━━━ Given entries

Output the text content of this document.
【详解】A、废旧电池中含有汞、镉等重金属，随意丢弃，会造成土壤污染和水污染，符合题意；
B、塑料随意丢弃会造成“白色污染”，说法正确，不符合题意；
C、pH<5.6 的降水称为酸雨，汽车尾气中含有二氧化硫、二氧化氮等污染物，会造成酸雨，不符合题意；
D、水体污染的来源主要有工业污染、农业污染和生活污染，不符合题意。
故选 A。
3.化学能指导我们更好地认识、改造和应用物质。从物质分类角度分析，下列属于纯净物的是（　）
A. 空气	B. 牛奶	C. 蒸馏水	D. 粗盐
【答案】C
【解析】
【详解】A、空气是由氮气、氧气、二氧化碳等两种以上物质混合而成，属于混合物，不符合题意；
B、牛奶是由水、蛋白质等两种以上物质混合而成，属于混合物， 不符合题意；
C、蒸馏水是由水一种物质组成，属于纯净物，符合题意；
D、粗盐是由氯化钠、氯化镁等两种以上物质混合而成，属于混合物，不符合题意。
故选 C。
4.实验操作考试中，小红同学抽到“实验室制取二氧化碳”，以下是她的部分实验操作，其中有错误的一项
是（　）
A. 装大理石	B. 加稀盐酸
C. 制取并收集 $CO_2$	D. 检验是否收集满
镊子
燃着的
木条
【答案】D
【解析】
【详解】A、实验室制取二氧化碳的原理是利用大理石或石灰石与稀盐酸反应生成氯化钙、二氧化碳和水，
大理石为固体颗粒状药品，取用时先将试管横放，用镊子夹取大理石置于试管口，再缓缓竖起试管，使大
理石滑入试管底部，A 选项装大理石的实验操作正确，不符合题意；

━━━━━━

→ **Exercise instructions**
Where a line above contains the word "属于混合物", copy that line.

→ **Worked solution**
【详解】A、空气是由氮气、氧气、二氧化碳等两种以上物质混合而成，属于混合物，不符合题意；
B、牛奶是由水、蛋白质等两种以上物质混合而成，属于混合物， 不符合题意；
D、粗盐是由氯化钠、氯化镁等两种以上物质混合而成，属于混合物，不符合题意。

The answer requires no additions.